====== SUPPLIED DATA ======

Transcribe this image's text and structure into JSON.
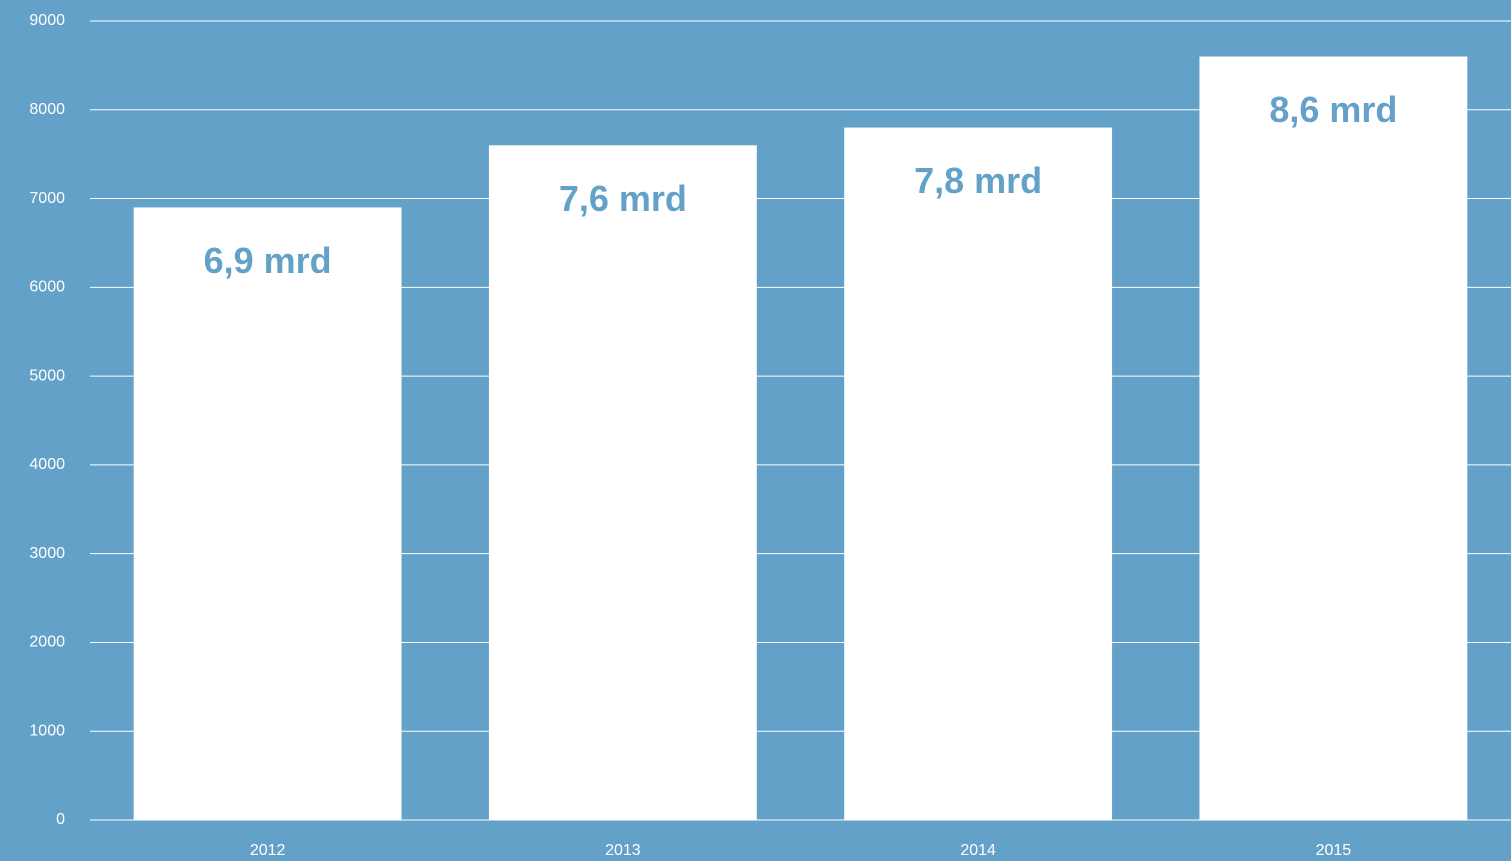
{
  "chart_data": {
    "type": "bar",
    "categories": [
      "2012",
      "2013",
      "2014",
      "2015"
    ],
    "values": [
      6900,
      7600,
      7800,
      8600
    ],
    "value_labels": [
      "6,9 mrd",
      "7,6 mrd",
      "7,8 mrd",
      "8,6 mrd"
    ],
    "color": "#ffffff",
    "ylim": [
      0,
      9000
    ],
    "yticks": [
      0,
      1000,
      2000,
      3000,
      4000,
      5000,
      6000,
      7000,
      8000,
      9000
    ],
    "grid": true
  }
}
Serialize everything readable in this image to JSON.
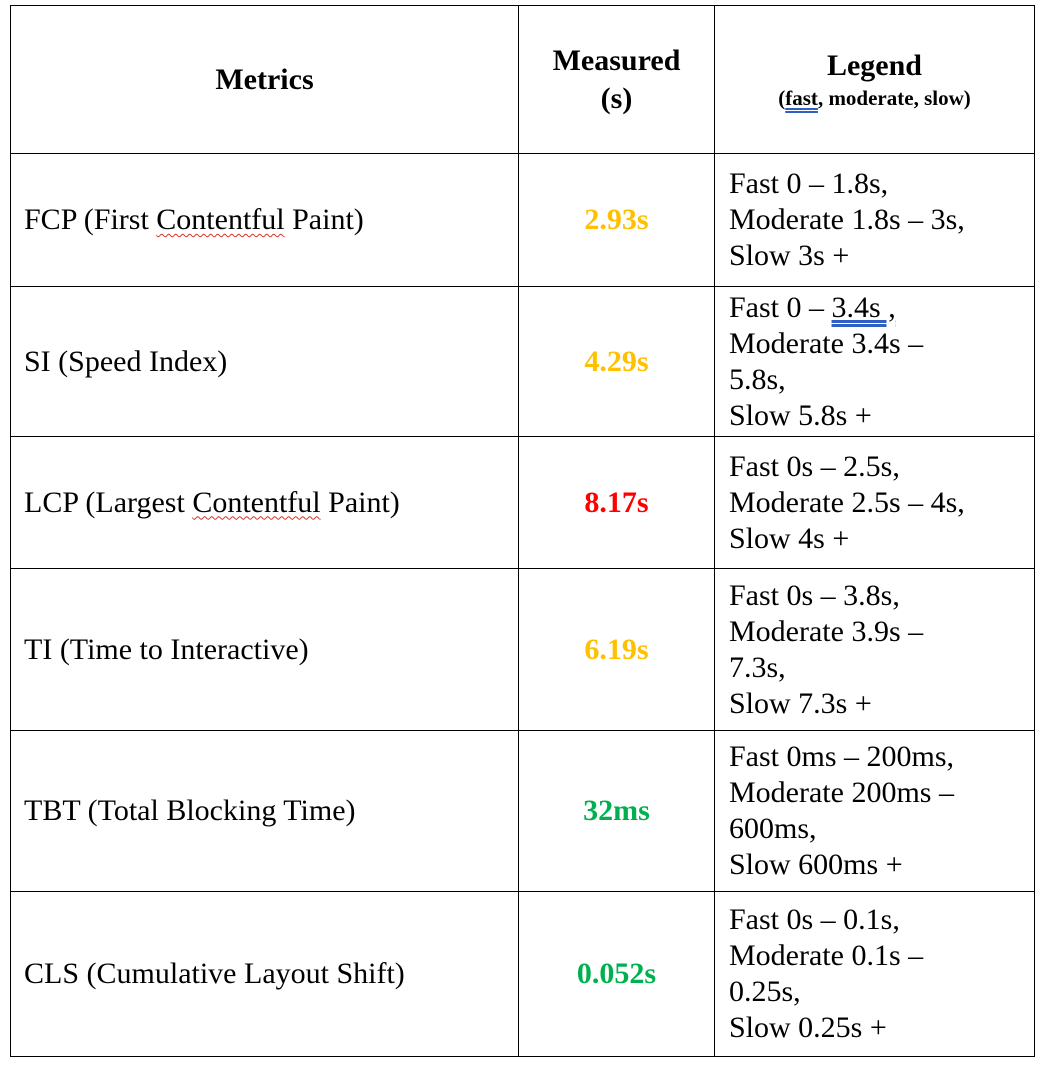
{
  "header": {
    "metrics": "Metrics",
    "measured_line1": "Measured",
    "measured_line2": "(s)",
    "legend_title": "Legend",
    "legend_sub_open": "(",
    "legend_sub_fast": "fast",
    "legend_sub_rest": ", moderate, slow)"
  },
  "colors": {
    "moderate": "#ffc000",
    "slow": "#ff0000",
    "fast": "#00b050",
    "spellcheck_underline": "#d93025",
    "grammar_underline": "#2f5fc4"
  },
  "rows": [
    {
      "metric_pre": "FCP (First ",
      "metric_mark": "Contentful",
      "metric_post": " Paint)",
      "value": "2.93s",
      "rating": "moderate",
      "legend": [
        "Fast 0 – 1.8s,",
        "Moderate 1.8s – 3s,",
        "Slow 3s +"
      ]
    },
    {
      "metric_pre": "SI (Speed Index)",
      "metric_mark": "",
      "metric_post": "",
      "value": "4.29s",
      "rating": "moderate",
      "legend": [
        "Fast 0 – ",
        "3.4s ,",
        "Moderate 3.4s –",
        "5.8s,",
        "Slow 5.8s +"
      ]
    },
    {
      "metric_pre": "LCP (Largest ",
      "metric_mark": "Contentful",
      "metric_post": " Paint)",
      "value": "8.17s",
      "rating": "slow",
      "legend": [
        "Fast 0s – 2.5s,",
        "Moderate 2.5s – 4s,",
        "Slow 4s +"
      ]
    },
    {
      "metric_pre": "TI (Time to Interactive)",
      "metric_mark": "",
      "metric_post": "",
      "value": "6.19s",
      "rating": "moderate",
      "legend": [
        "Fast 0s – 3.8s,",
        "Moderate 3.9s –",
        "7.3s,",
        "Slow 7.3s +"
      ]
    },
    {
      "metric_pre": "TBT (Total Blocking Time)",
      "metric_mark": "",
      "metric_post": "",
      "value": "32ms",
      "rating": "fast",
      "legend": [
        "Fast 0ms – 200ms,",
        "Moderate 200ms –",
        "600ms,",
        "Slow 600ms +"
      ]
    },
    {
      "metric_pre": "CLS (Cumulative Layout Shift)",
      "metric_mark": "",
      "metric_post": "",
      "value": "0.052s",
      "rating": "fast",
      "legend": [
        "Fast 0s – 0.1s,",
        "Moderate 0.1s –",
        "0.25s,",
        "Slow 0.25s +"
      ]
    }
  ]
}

======
====== SUPPLIED DATA ======

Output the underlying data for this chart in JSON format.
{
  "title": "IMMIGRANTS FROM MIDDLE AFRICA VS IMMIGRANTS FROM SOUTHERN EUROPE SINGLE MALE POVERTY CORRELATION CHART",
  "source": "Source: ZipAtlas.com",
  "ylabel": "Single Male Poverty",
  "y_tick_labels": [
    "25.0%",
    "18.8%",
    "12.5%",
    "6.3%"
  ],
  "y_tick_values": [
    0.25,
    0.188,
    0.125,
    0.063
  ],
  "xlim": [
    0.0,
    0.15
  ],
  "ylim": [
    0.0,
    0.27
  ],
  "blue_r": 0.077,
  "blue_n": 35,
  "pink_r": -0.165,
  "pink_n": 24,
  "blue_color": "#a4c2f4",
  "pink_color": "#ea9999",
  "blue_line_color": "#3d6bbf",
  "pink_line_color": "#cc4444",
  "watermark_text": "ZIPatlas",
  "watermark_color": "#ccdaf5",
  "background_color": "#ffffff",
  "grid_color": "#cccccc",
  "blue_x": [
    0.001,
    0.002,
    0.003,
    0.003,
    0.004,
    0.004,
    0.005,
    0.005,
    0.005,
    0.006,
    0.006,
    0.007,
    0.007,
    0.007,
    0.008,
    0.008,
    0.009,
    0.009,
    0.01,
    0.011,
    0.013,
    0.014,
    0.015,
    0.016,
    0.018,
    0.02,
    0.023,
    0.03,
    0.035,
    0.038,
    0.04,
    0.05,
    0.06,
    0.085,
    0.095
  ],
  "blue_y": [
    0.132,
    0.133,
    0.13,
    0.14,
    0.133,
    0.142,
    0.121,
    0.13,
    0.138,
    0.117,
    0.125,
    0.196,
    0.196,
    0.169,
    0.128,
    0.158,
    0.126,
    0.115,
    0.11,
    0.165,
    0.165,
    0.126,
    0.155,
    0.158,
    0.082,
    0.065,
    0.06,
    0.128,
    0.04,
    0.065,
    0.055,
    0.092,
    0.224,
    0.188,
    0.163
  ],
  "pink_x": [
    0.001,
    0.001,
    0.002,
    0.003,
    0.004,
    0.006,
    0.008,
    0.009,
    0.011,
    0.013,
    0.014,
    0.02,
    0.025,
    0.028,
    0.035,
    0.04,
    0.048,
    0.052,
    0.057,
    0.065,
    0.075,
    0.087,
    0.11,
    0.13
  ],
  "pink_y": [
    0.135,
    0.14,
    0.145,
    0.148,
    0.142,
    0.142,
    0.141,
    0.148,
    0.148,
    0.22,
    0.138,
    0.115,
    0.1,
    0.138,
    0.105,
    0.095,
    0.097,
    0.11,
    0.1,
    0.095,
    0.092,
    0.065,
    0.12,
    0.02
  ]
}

======
====== SUPPLIED DATA ======

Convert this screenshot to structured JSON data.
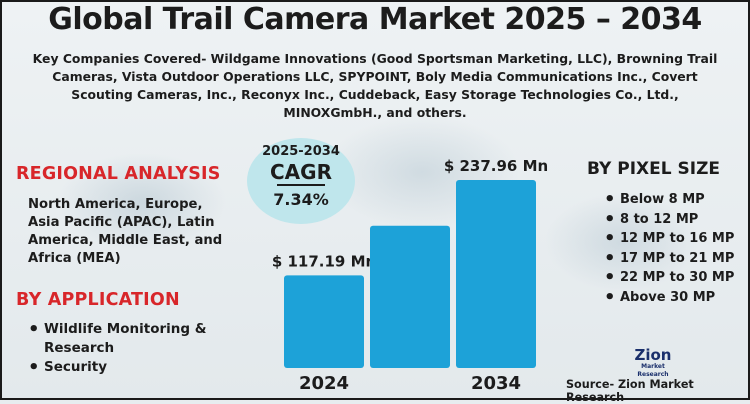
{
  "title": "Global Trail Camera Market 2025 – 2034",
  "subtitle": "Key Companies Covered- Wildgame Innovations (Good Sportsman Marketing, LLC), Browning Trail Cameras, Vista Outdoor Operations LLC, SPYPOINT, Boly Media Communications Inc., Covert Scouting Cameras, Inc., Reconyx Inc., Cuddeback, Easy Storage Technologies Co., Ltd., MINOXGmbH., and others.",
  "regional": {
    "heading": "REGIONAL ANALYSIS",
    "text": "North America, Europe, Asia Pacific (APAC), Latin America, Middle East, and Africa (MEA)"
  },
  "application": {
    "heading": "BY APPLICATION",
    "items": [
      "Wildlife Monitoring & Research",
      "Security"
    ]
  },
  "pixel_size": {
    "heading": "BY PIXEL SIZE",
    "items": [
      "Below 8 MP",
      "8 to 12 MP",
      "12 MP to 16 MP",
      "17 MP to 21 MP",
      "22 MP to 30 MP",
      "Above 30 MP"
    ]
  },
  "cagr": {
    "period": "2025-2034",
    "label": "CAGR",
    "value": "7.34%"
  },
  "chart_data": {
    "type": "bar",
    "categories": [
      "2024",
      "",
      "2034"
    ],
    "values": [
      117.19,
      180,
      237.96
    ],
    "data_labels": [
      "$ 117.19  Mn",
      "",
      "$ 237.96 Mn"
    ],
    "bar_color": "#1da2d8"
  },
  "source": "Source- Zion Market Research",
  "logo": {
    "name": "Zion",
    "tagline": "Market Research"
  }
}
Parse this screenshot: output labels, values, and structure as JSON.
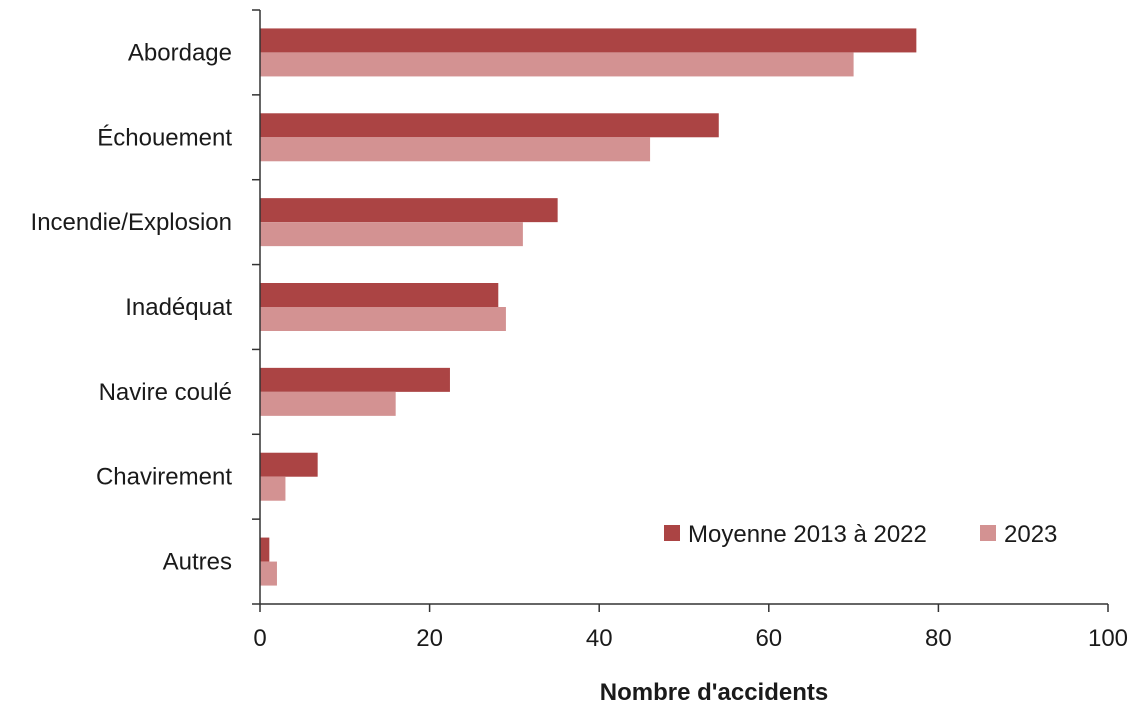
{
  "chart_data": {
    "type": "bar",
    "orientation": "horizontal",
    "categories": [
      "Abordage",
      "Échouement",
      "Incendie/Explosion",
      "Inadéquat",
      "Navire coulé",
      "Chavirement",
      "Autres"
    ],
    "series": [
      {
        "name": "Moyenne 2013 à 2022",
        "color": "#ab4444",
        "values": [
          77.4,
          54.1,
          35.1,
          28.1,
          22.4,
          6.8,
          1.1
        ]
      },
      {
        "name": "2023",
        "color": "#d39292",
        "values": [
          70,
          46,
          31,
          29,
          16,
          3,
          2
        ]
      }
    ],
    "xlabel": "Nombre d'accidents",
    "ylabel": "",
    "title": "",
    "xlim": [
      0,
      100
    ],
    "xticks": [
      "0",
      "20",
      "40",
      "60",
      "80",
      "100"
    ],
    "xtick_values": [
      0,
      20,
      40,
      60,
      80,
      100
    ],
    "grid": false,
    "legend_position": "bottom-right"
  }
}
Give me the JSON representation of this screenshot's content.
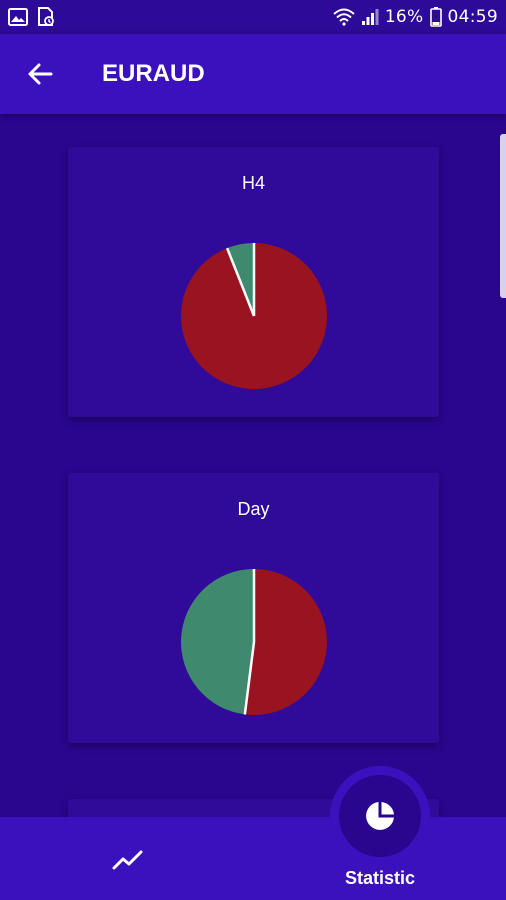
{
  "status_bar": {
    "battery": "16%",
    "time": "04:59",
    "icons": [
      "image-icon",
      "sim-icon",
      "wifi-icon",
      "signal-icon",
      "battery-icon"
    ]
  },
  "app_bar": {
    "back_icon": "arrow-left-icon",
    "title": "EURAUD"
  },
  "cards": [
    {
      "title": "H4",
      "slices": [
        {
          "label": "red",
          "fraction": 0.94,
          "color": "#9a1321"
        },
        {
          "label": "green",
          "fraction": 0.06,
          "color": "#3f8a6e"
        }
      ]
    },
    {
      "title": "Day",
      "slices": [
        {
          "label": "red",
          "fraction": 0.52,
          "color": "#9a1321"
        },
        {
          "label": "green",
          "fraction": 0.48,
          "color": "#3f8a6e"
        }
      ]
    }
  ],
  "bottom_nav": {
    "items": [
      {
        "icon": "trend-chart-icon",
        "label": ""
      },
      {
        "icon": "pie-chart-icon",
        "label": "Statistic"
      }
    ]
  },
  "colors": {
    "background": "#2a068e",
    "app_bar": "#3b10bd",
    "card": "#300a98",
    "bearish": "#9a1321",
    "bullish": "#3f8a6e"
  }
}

======

WHAT IS EXPECTED> Scan the records above for the string "this", then report every line that contains it.

WORKED ANSWER>
Transcribe this image's text and structure into JSON.
Serialize everything readable in this image to JSON.
Output the underlying data for this chart in JSON format.
Convert this screenshot to structured JSON data.
Parse this screenshot: output labels, values, and structure as JSON.
Give me the JSON representation of this screenshot's content.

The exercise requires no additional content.